Short task: Search the data for the string "July" and extract every line where it appears.

Given entries:
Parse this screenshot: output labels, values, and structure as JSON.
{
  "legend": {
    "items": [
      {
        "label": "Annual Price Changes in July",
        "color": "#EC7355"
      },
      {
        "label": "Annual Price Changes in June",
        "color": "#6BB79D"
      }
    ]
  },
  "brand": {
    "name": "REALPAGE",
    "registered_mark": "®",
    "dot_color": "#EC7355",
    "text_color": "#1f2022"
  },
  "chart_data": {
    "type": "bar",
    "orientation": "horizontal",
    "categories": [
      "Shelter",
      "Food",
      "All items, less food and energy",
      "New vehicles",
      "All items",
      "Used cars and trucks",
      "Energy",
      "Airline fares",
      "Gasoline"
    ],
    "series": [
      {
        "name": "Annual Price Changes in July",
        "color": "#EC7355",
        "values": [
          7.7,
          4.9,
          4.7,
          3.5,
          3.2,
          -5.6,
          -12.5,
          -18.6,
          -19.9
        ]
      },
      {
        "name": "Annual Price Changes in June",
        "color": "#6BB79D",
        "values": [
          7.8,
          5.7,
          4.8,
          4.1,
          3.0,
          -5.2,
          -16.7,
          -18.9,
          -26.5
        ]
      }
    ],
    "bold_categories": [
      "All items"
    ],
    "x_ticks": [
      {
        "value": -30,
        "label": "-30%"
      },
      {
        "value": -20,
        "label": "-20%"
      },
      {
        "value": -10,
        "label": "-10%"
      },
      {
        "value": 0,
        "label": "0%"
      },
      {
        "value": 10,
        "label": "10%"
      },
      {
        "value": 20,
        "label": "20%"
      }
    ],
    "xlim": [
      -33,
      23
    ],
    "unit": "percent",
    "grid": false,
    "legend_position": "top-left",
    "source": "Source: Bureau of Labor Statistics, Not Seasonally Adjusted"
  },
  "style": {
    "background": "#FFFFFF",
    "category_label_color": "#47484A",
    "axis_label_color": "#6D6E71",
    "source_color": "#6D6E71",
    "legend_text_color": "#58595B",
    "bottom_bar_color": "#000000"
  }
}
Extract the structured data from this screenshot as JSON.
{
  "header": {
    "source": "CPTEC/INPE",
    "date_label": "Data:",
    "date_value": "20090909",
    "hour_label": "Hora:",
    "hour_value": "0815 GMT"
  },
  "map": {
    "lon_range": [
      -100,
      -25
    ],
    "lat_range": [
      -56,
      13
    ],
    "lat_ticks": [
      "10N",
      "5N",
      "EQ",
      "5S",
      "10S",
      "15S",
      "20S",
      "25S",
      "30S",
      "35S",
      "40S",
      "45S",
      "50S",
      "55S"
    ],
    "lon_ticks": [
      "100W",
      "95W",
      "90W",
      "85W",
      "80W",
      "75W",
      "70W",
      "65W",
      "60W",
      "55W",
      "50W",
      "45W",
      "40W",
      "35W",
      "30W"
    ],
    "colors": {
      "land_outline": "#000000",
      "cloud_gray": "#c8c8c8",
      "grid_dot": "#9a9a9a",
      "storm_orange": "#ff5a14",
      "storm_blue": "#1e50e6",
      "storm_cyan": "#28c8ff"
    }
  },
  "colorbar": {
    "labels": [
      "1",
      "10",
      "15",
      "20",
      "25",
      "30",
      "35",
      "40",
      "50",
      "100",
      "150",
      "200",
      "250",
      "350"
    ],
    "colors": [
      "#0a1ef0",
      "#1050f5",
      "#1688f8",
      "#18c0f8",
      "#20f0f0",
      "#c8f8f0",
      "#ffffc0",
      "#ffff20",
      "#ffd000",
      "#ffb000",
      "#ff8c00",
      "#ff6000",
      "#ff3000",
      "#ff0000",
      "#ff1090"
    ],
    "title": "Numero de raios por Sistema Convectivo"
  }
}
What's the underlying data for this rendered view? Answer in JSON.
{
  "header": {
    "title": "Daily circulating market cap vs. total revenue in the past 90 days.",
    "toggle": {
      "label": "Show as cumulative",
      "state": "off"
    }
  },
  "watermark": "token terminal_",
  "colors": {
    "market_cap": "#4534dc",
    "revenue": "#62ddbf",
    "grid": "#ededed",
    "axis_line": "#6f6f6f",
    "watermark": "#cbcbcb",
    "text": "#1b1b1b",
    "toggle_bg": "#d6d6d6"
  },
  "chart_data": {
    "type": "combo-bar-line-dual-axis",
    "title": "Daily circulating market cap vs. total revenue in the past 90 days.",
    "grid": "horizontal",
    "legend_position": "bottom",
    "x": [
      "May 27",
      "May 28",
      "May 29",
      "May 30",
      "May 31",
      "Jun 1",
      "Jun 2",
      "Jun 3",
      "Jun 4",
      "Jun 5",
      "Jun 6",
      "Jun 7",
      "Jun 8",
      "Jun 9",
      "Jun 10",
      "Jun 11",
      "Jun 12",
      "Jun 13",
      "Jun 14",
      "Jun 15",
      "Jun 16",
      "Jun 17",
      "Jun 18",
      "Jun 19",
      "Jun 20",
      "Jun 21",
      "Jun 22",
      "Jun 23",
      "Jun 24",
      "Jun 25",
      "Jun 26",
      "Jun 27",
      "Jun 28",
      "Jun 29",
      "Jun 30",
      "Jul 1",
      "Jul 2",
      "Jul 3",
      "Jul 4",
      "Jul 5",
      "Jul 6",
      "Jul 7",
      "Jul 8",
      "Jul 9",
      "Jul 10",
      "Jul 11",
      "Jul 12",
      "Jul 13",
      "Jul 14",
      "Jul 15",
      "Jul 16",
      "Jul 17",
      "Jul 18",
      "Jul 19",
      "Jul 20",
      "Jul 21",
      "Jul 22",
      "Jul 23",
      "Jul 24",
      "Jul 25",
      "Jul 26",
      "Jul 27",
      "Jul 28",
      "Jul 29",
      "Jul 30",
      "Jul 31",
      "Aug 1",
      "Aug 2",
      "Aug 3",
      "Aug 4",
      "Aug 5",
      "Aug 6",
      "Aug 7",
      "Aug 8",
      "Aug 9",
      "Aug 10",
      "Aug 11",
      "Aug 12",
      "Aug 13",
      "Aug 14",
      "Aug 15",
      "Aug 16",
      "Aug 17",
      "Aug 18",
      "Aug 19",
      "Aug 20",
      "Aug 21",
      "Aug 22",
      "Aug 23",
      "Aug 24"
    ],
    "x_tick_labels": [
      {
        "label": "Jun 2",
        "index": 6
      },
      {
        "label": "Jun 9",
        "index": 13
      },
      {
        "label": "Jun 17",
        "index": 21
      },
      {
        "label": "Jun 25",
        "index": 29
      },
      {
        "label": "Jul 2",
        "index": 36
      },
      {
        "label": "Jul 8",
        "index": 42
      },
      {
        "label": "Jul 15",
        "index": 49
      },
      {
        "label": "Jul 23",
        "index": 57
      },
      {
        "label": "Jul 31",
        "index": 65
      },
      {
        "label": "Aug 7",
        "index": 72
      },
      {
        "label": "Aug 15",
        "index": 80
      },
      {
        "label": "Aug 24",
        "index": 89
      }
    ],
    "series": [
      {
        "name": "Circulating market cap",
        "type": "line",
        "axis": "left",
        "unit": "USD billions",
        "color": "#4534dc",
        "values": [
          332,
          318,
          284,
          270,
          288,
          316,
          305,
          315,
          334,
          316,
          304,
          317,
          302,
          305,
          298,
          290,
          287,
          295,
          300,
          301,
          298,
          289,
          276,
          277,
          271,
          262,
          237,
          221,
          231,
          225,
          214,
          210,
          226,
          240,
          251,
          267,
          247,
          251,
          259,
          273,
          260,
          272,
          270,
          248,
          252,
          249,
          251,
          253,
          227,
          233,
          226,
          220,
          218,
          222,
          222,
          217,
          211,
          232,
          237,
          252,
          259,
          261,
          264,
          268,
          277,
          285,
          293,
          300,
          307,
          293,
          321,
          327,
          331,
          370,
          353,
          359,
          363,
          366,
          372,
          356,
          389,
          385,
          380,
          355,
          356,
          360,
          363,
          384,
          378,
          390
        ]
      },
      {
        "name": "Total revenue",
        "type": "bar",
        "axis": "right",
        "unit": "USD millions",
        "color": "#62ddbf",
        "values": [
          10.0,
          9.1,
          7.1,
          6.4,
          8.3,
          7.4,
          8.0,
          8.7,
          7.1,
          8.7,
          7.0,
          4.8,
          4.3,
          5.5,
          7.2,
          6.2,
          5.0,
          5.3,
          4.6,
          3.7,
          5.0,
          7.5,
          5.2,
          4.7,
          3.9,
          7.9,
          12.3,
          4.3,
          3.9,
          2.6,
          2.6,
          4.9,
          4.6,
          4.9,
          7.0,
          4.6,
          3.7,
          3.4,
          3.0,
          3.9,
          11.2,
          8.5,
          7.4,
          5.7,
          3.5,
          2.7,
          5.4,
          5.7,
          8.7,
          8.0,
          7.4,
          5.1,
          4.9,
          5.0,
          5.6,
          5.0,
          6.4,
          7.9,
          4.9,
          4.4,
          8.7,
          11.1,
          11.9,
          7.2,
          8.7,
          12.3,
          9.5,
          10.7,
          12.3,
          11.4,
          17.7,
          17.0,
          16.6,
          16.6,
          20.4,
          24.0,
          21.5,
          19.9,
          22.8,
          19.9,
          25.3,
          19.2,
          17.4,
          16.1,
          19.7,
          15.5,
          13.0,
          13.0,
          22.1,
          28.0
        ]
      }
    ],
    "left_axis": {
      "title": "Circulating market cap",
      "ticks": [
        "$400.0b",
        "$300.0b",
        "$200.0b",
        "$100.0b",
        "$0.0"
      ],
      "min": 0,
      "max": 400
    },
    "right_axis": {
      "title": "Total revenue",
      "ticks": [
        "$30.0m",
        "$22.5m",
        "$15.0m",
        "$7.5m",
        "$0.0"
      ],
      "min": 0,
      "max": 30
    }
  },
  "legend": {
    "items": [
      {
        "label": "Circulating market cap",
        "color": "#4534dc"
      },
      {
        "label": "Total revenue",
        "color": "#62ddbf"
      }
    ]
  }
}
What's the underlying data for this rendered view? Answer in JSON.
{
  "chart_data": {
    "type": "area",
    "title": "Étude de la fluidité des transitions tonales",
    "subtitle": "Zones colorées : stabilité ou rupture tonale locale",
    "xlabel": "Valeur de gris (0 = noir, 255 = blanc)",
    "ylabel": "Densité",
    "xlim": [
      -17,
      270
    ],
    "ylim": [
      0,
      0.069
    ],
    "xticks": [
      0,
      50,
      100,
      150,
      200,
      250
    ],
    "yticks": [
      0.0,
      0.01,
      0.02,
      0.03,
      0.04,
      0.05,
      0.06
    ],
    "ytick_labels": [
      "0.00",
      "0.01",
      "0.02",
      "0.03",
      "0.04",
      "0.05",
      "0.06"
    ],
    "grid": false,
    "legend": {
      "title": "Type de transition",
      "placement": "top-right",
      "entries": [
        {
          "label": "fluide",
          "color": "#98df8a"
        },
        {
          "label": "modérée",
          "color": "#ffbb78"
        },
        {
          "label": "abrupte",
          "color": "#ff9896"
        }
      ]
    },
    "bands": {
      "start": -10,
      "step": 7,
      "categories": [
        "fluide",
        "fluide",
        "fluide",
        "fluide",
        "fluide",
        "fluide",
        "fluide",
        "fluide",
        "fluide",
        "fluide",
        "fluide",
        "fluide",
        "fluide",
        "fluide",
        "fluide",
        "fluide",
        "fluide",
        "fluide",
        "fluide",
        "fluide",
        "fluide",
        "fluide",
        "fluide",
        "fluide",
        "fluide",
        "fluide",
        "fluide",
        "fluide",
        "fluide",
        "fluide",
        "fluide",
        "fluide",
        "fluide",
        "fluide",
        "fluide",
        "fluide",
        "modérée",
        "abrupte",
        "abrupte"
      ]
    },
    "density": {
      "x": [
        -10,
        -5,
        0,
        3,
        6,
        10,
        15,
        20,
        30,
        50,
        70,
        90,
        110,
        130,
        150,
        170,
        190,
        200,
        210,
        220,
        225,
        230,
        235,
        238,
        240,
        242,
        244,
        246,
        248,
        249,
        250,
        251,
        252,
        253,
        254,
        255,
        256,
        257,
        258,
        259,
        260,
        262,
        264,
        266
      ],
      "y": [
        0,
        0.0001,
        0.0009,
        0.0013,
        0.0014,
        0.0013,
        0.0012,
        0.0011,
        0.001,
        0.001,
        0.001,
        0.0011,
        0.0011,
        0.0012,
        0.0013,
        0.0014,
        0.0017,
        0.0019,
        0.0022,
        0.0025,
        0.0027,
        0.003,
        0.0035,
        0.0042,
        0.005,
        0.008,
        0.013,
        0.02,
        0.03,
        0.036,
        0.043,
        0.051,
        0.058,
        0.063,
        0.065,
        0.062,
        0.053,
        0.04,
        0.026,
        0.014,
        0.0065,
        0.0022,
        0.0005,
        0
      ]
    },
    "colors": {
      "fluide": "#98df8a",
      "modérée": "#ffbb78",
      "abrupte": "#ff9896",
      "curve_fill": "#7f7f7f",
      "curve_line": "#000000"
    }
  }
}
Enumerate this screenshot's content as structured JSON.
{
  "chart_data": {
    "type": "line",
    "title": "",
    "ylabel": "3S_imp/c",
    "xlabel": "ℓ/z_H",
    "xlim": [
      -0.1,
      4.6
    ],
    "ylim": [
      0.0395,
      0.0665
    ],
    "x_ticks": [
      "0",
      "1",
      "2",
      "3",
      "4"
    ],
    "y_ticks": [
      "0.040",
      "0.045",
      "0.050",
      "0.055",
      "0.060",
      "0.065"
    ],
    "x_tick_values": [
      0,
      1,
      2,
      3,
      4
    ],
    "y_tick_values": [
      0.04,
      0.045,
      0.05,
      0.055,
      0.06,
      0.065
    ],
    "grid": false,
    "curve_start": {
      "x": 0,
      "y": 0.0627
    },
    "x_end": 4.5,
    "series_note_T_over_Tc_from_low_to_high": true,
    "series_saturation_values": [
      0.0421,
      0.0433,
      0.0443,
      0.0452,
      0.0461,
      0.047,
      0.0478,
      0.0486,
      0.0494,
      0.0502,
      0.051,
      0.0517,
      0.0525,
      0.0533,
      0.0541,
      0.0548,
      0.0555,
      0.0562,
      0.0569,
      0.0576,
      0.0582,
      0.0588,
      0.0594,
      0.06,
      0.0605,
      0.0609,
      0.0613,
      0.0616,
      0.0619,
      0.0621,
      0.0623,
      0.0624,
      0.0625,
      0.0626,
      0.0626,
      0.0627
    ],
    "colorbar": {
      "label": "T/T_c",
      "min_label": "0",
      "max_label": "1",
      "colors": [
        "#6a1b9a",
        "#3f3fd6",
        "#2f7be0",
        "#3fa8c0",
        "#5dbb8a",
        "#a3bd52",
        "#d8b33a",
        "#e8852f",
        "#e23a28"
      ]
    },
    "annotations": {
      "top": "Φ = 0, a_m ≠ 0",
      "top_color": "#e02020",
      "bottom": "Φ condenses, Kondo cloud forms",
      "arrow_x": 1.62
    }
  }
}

Right answer:
        "label": "Annual Price Changes in July",
        "name": "Annual Price Changes in July",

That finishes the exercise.